-- Exercise prompt --
What follows is a set of entries. Give them again exactly, without the pictures.
* start Data for this exercise *
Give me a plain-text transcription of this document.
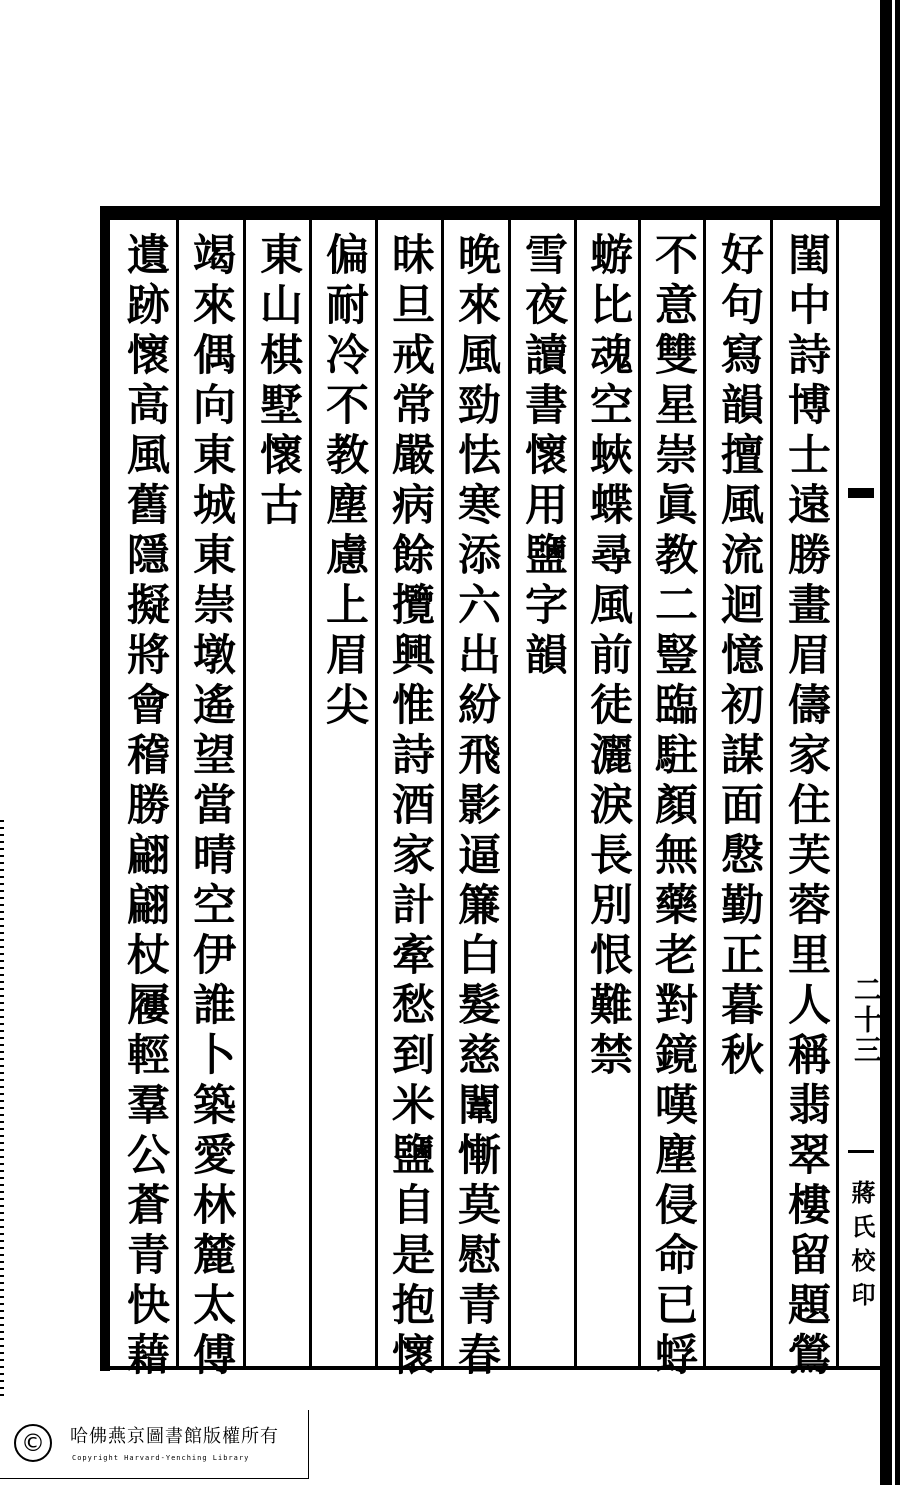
閨中詩博士遠勝畫眉儔家住芙蓉里人稱翡翠樓留題鶯
好句寫韻擅風流迴憶初謀面慇勤正暮秋
不意雙星崇眞教二豎臨駐顏無藥老對鏡嘆塵侵命已蜉
蝣比魂空蛺蝶尋風前徒灑淚長別恨難禁
雪夜讀書懷用鹽字韻
晚來風勁怯寒添六出紛飛影逼簾白髮慈闈慚莫慰青春
昧旦戒常嚴病餘攬興惟詩酒家計牽愁到米鹽自是抱懷
偏耐冷不教塵慮上眉尖
東山棋墅懷古
竭來偶向東城東崇墩遙望當晴空伊誰卜築愛林麓太傅
遺跡懷高風舊隱擬將會稽勝翩翩杖屨輕羣公蒼青快藉	二十三
蔣氏校印
©	哈佛燕京圖書館版權所有
Copyright Harvard-Yenching Library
* end Data for this exercise *
-- Finished answer --
Give me a plain-text transcription of this document.
閨中詩博士遠勝畫眉儔家住芙蓉里人稱翡翠樓留題鶯
好句寫韻擅風流迴憶初謀面慇勤正暮秋
不意雙星崇眞教二豎臨駐顏無藥老對鏡嘆塵侵命已蜉
蝣比魂空蛺蝶尋風前徒灑淚長別恨難禁
雪夜讀書懷用鹽字韻
晚來風勁怯寒添六出紛飛影逼簾白髮慈闈慚莫慰青春
昧旦戒常嚴病餘攬興惟詩酒家計牽愁到米鹽自是抱懷
偏耐冷不教塵慮上眉尖
東山棋墅懷古
竭來偶向東城東崇墩遙望當晴空伊誰卜築愛林麓太傅
遺跡懷高風舊隱擬將會稽勝翩翩杖屨輕羣公蒼青快藉	二十三
蔣氏校印
©	哈佛燕京圖書館版權所有
Copyright Harvard-Yenching Library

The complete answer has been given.